**Aim**. Output the material exactly, but drop every image it holds.

· · ·

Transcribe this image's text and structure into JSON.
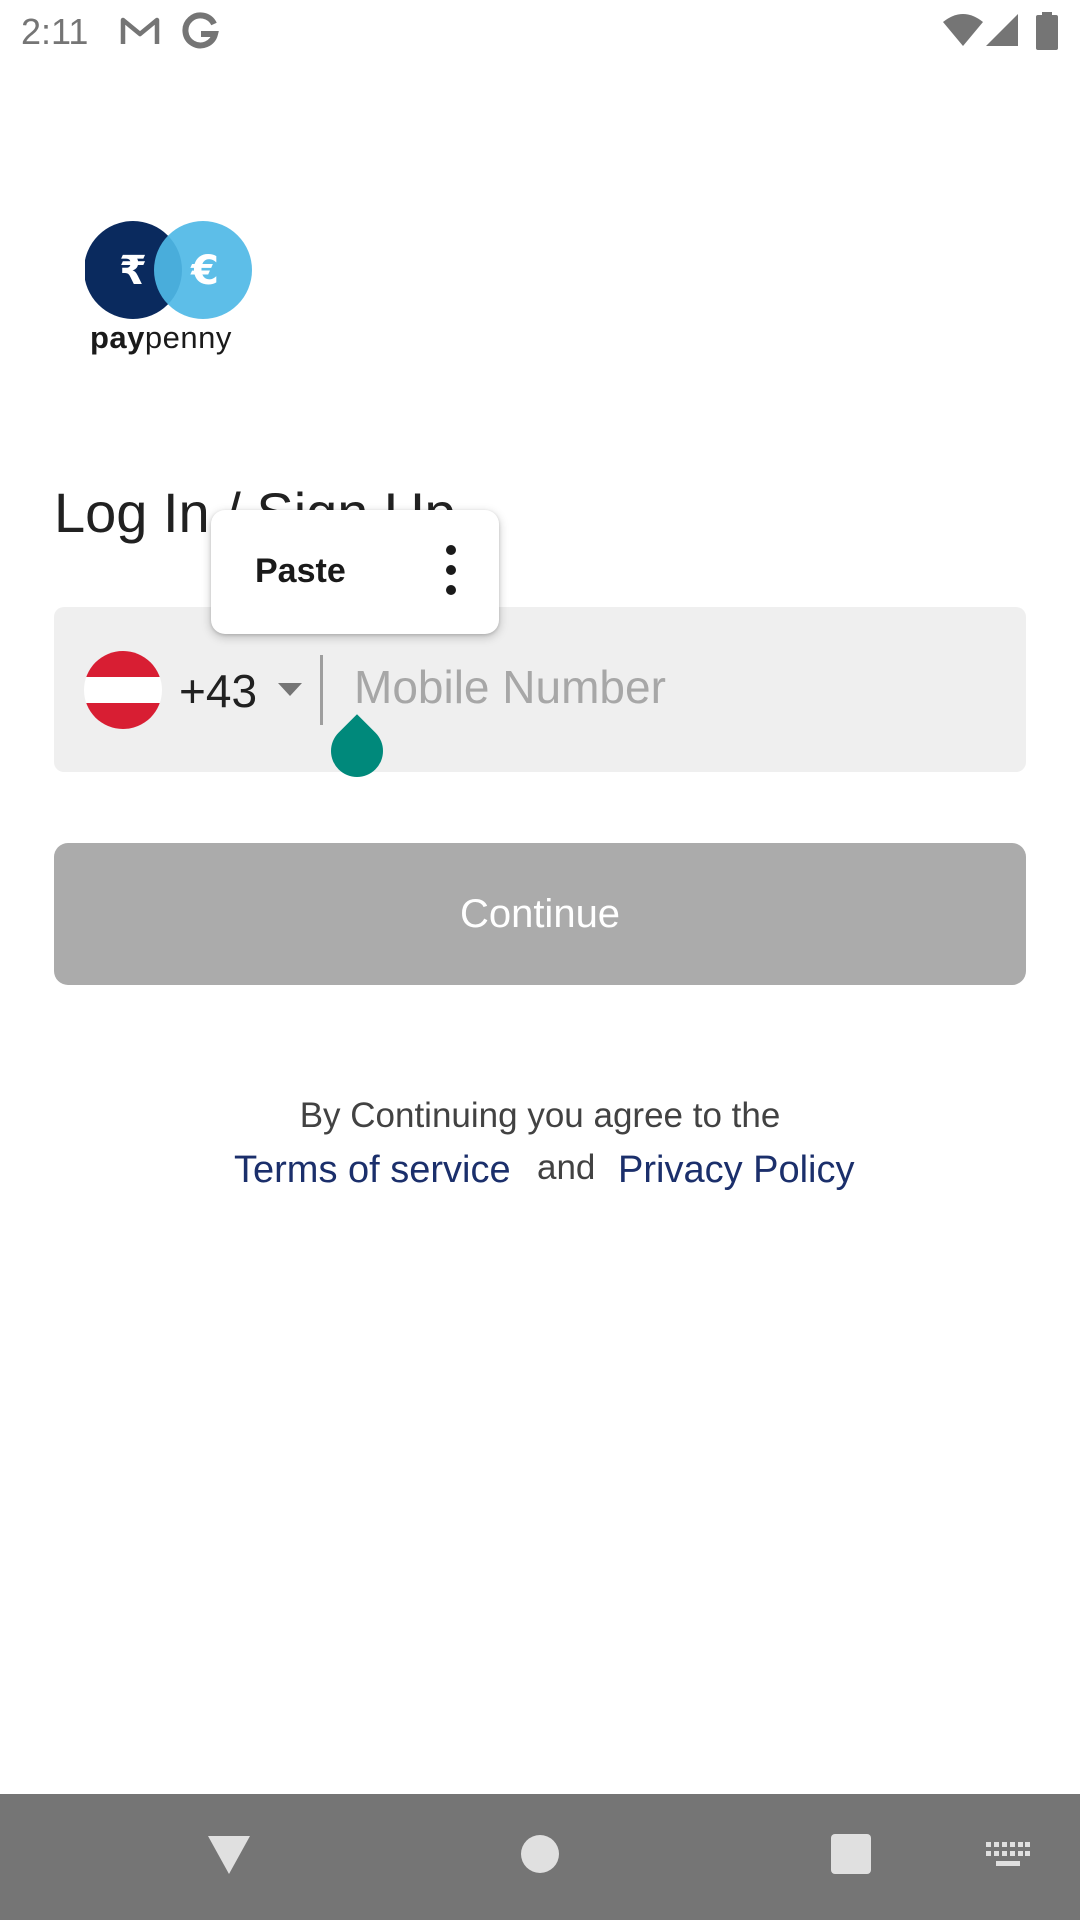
{
  "status_bar": {
    "time": "2:11",
    "icons": [
      "gmail-icon",
      "google-icon",
      "wifi-icon",
      "signal-icon",
      "battery-icon"
    ]
  },
  "logo": {
    "rupee_symbol": "₹",
    "euro_symbol": "€",
    "brand_bold": "pay",
    "brand_light": "penny",
    "colors": {
      "dark": "#0a2a5e",
      "light": "#4fb8e6"
    }
  },
  "title": "Log In / Sign Up",
  "phone_field": {
    "country_code": "+43",
    "flag": "austria-flag",
    "placeholder": "Mobile Number",
    "value": ""
  },
  "context_menu": {
    "paste_label": "Paste"
  },
  "continue_button": {
    "label": "Continue",
    "enabled": false
  },
  "terms": {
    "line1": "By Continuing you agree to the",
    "terms_link": "Terms of service",
    "and": "and",
    "privacy_link": "Privacy Policy"
  },
  "nav_bar": {
    "buttons": [
      "back-icon",
      "home-icon",
      "recents-icon",
      "keyboard-icon"
    ]
  },
  "colors": {
    "accent": "#00897b",
    "link": "#1b2f6b",
    "button_disabled": "#ababab",
    "field_bg": "#efefef"
  }
}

· · ·

**Task output**.
Transcribe this image's text and structure into JSON.
{
  "status_bar": {
    "time": "2:11",
    "icons": [
      "gmail-icon",
      "google-icon",
      "wifi-icon",
      "signal-icon",
      "battery-icon"
    ]
  },
  "logo": {
    "rupee_symbol": "₹",
    "euro_symbol": "€",
    "brand_bold": "pay",
    "brand_light": "penny",
    "colors": {
      "dark": "#0a2a5e",
      "light": "#4fb8e6"
    }
  },
  "title": "Log In / Sign Up",
  "phone_field": {
    "country_code": "+43",
    "flag": "austria-flag",
    "placeholder": "Mobile Number",
    "value": ""
  },
  "context_menu": {
    "paste_label": "Paste"
  },
  "continue_button": {
    "label": "Continue",
    "enabled": false
  },
  "terms": {
    "line1": "By Continuing you agree to the",
    "terms_link": "Terms of service",
    "and": "and",
    "privacy_link": "Privacy Policy"
  },
  "nav_bar": {
    "buttons": [
      "back-icon",
      "home-icon",
      "recents-icon",
      "keyboard-icon"
    ]
  },
  "colors": {
    "accent": "#00897b",
    "link": "#1b2f6b",
    "button_disabled": "#ababab",
    "field_bg": "#efefef"
  }
}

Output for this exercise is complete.